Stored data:
--------------------

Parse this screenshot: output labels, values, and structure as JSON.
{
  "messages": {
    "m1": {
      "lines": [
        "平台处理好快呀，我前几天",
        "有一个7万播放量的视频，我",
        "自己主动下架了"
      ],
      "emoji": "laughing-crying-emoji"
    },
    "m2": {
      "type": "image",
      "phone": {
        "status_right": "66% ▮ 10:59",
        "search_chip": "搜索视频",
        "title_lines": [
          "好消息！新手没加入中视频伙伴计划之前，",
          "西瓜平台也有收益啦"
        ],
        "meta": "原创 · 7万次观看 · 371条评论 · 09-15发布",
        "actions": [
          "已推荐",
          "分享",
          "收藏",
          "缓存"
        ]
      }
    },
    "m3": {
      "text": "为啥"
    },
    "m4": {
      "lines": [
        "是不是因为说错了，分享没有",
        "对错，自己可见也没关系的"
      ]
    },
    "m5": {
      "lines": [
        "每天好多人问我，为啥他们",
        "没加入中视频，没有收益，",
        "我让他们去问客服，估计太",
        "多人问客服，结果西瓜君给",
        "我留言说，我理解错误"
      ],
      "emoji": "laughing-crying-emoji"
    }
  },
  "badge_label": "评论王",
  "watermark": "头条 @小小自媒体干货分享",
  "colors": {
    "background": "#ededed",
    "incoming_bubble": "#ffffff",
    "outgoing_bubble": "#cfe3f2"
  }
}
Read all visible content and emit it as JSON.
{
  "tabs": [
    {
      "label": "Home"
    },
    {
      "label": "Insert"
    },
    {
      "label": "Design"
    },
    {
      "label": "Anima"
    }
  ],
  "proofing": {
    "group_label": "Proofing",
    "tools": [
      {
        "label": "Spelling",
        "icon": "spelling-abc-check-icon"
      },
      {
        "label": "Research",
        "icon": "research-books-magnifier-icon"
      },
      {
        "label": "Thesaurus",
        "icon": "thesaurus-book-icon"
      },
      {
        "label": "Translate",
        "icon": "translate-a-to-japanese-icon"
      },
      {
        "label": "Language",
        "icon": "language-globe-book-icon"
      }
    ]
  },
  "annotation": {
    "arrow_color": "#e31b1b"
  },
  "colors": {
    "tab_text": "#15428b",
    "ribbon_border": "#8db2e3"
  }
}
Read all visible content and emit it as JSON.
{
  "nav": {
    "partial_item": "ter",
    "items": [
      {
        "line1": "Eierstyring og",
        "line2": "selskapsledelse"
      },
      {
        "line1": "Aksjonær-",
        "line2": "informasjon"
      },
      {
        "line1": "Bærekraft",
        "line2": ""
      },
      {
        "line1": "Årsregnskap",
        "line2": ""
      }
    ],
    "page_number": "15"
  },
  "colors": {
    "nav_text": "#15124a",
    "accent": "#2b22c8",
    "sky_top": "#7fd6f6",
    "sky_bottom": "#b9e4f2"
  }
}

--------------------

● What you are asked to do:
Reproduce each entry exactly, leaving out nothing.

● Exercise answer:
Parse this screenshot: output labels, values, and structure as JSON.
{
  "messages": {
    "m1": {
      "lines": [
        "平台处理好快呀，我前几天",
        "有一个7万播放量的视频，我",
        "自己主动下架了"
      ],
      "emoji": "laughing-crying-emoji"
    },
    "m2": {
      "type": "image",
      "phone": {
        "status_right": "66% ▮ 10:59",
        "search_chip": "搜索视频",
        "title_lines": [
          "好消息！新手没加入中视频伙伴计划之前，",
          "西瓜平台也有收益啦"
        ],
        "meta": "原创 · 7万次观看 · 371条评论 · 09-15发布",
        "actions": [
          "已推荐",
          "分享",
          "收藏",
          "缓存"
        ]
      }
    },
    "m3": {
      "text": "为啥"
    },
    "m4": {
      "lines": [
        "是不是因为说错了，分享没有",
        "对错，自己可见也没关系的"
      ]
    },
    "m5": {
      "lines": [
        "每天好多人问我，为啥他们",
        "没加入中视频，没有收益，",
        "我让他们去问客服，估计太",
        "多人问客服，结果西瓜君给",
        "我留言说，我理解错误"
      ],
      "emoji": "laughing-crying-emoji"
    }
  },
  "badge_label": "评论王",
  "watermark": "头条 @小小自媒体干货分享",
  "colors": {
    "background": "#ededed",
    "incoming_bubble": "#ffffff",
    "outgoing_bubble": "#cfe3f2"
  }
}
Read all visible content and emit it as JSON.
{
  "tabs": [
    {
      "label": "Home"
    },
    {
      "label": "Insert"
    },
    {
      "label": "Design"
    },
    {
      "label": "Anima"
    }
  ],
  "proofing": {
    "group_label": "Proofing",
    "tools": [
      {
        "label": "Spelling",
        "icon": "spelling-abc-check-icon"
      },
      {
        "label": "Research",
        "icon": "research-books-magnifier-icon"
      },
      {
        "label": "Thesaurus",
        "icon": "thesaurus-book-icon"
      },
      {
        "label": "Translate",
        "icon": "translate-a-to-japanese-icon"
      },
      {
        "label": "Language",
        "icon": "language-globe-book-icon"
      }
    ]
  },
  "annotation": {
    "arrow_color": "#e31b1b"
  },
  "colors": {
    "tab_text": "#15428b",
    "ribbon_border": "#8db2e3"
  }
}
Read all visible content and emit it as JSON.
{
  "nav": {
    "partial_item": "ter",
    "items": [
      {
        "line1": "Eierstyring og",
        "line2": "selskapsledelse"
      },
      {
        "line1": "Aksjonær-",
        "line2": "informasjon"
      },
      {
        "line1": "Bærekraft",
        "line2": ""
      },
      {
        "line1": "Årsregnskap",
        "line2": ""
      }
    ],
    "page_number": "15"
  },
  "colors": {
    "nav_text": "#15124a",
    "accent": "#2b22c8",
    "sky_top": "#7fd6f6",
    "sky_bottom": "#b9e4f2"
  }
}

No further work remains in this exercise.